We are at a shindig with Johannes Brahms. It is to celebrate the first performance of the German’s Violin Concerto. Many of his friends are here, and tonight they’re going to party like it’s 1878. Love, jealousy, scorn, passion and plenty of booze are all invited. What could possibly go wrong?

Nicholas Collett and Neil Savage in Oysters at the Adelaide Fringe. Photo supplied

Written by Neil Salvage who also plays Brahms (and others) with a persuasive ferocity, Oyster Creatives’ Oysters is a confronting tale. Salvage’s compelling attempts to paint Brahms as a drunk, obnoxious, pompous expletive, still leaves us unable to escape the extraordinary beauty of the classical composer’s oeuvre. It creates a conflict in which we seek to find the identity of the tormenter behind the mastermind. It’s as clever as it is disquieting.

Actor and Producer Nicholas Collett skilfully plays a raft of characters – violinist Joseph Joachim is our favourite for this showing – to great effect, seamlessly transitioning from one role to another with no loss of dramatic tempo. Stefanie Rossi as Clara Schumann is exceptional. Resplendent in black, she conveys pain, icy bitterness and frustration, whilst maintaining the composure of the accomplished performer Schumann undoubtedly was.

§ Data lines:
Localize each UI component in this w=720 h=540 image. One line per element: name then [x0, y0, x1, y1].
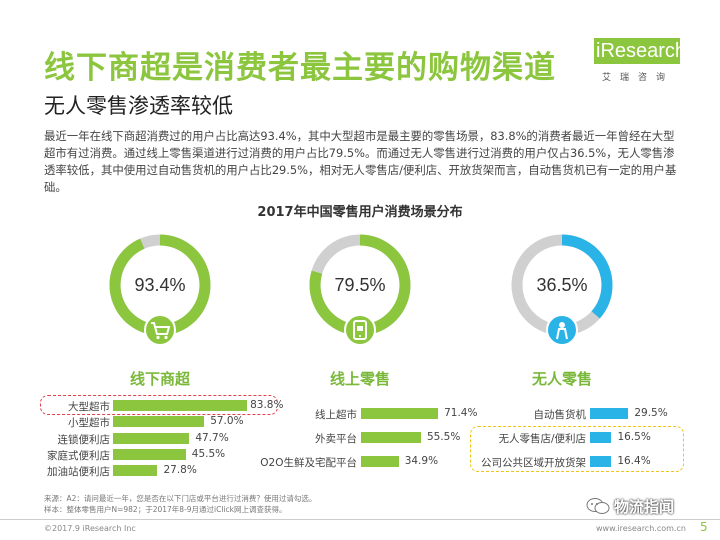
bar-category-label: 线上超市 [315, 409, 357, 421]
logo-box [594, 38, 680, 64]
wechat-watermark-text: 物流指闻 [614, 498, 675, 516]
group-label: 线下商超 [130, 370, 191, 388]
bar [113, 432, 190, 444]
group-label: 无人零售 [532, 370, 593, 388]
bar-category-label: 家庭式便利店 [47, 449, 110, 462]
footnote: 来源：A2：请问最近一年，您是否在以下门店或平台进行过消费？使用过请勾选。 样本… [44, 493, 316, 515]
bar-value-label: 34.9% [404, 455, 439, 467]
footnote-sample: 样本：整体零售用户N=982；于2017年8-9月通过iClick网上调查获得。 [44, 505, 287, 514]
bar [590, 408, 629, 419]
highlight-box-yellow [470, 426, 684, 472]
chart-title: 2017年中国零售用户消费场景分布 [257, 205, 463, 220]
donut-1: 93.4% [109, 234, 211, 346]
bar [361, 456, 399, 467]
bar-category-label: 无人零售店/便利店 [498, 433, 586, 445]
bar [113, 400, 248, 411]
bar-category-label: O2O生鲜及宅配平台 [260, 457, 357, 469]
vending-person-icon [546, 314, 578, 346]
bar-category-label: 外卖平台 [315, 433, 357, 445]
logo-text: iResearch [596, 40, 687, 62]
page-title: 线下商超是消费者最主要的购物渠道 [44, 50, 556, 86]
logo-cn: 艾瑞咨询 [602, 73, 675, 83]
donut-value-label: 93.4% [134, 275, 185, 295]
mobile-shopping-icon [344, 314, 376, 346]
bar-value-label: 45.5% [191, 447, 226, 460]
bar [361, 432, 421, 443]
bar [113, 465, 158, 477]
page-subtitle: 无人零售渗透率较低 [44, 94, 233, 118]
donut-2: 79.5% [309, 234, 411, 346]
donut-arc [511, 234, 613, 336]
bar-value-label: 29.5% [634, 407, 668, 419]
bar-value-label: 47.7% [195, 431, 229, 444]
bar-value-label: 16.4% [617, 455, 651, 467]
wechat-watermark: 物流指闻 [586, 496, 716, 516]
footnote-source: 来源：A2：请问最近一年，您是否在以下门店或平台进行过消费？使用过请勾选。 [44, 494, 317, 503]
page-number: 5 [700, 520, 708, 534]
highlight-box-red [40, 395, 278, 415]
bar [590, 432, 612, 443]
bar-category-label: 加油站便利店 [47, 466, 110, 479]
iresearch-logo: iResearch 艾瑞咨询 [578, 36, 686, 88]
footer-divider [0, 519, 720, 520]
donut-value-label: 79.5% [334, 275, 385, 295]
footer-copyright: ©2017.9 iResearch Inc [44, 524, 136, 533]
bar-category-label: 小型超市 [68, 417, 110, 430]
bar-category-label: 公司公共区域开放货架 [481, 457, 586, 469]
bar-category-label: 大型超市 [68, 401, 110, 413]
bar [113, 448, 186, 460]
bar-value-label: 55.5% [426, 431, 461, 443]
bar-category-label: 自动售货机 [533, 409, 587, 421]
wechat-icon [586, 498, 610, 514]
bar [361, 408, 439, 419]
bar-category-label: 连锁便利店 [57, 433, 111, 446]
footer-site: www.iresearch.com.cn [596, 524, 686, 533]
bar-value-label: 16.5% [617, 431, 651, 443]
donut-value-label: 36.5% [536, 275, 587, 295]
bar [113, 416, 205, 428]
group-label: 线上零售 [330, 370, 391, 388]
bar-value-label: 71.4% [444, 407, 478, 419]
bar-value-label: 27.8% [163, 464, 197, 477]
intro-paragraph: 最近一年在线下商超消费过的用户占比高达93.4%，其中大型超市是最主要的零售场景… [44, 129, 677, 194]
bar-value-label: 57.0% [210, 415, 244, 428]
donut-3: 36.5% [511, 234, 613, 346]
bar [590, 456, 612, 467]
shopping-cart-icon [144, 314, 176, 346]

§ Given request 1:
Answer these questions from the review of Oysters:
(a) The first performance of which work is the party celebrating?
(b) Who plays Clara Schumann?
(c) Which of Nicholas Collett's characters is named as the favourite for this showing?
§ Given request 2: Print the part of the review of Oysters that opens with the words containing "We are at a" and closes with "it is disquieting.".
§ Given request 3: Carry on the review of Oysters from its last sentence.
Nothing in the rows is needed here.

§ Expected answer 1:
(a) Brahms's Violin Concerto
(b) Stefanie Rossi
(c) The violinist Joseph Joachim

§ Expected answer 2:
We are at a shindig with Johannes Brahms. It is to celebrate the first performance of the German’s Violin Concerto. Many of his friends are here, and tonight they’re going to party like it’s 1878. Love, jealousy, scorn, passion and plenty of booze are all invited. What could possibly go wrong?

Nicholas Collett and Neil Savage in Oysters at the Adelaide Fringe. Photo supplied

Written by Neil Salvage who also plays Brahms (and others) with a persuasive ferocity, Oyster Creatives’ Oysters is a confronting tale. Salvage’s compelling attempts to paint Brahms as a drunk, obnoxious, pompous expletive, still leaves us unable to escape the extraordinary beauty of the classical composer’s oeuvre. It creates a conflict in which we seek to find the identity of the tormenter behind the mastermind. It’s as clever as it is disquieting.

§ Expected answer 3:
Solid directing from Amy Bonsall gives these consummate stage actors the space in which to show off their craft. The tableau scene creates an effective change of pace and exceptional costuming, lightning fast character changes, and a score-filled backdrop add much to this poignant story.

Oysters features a cast of largely unlikeable characters, but what they lack in amiability they make up for in convincing motivations and development. Tight scripting and pithy one-liners seek to evoke thoughts about the cost of fame, the value of art and the definition and price of success.

The concept of music being Brahms’ near-constant companion seems plausible and if this is Ahram Min’s role in addition to violinist, it is ably played, if somewhat underutilised. When we seek to understand the torturer that drives the genius, it is not clearly to be found in Min’s character and so we, just as Brahms is depicted as doing, turn to the bottle for explanation. It leaves us wanting.

This Australian premiere suffers a little from our expectation that this is a dark comedy. The fight scene is a highlight and reveals glimpses into what this production could be if the “dark comedy” leant more heavily on the latter.

Oysters is a gritty, warts-and-all expose of one of our favourite composers and his relationship to the people who call him friend. A stone-cold dose of reality mixed with some unforgettable tunes, makes this hour-long drama, a theatrical pearl.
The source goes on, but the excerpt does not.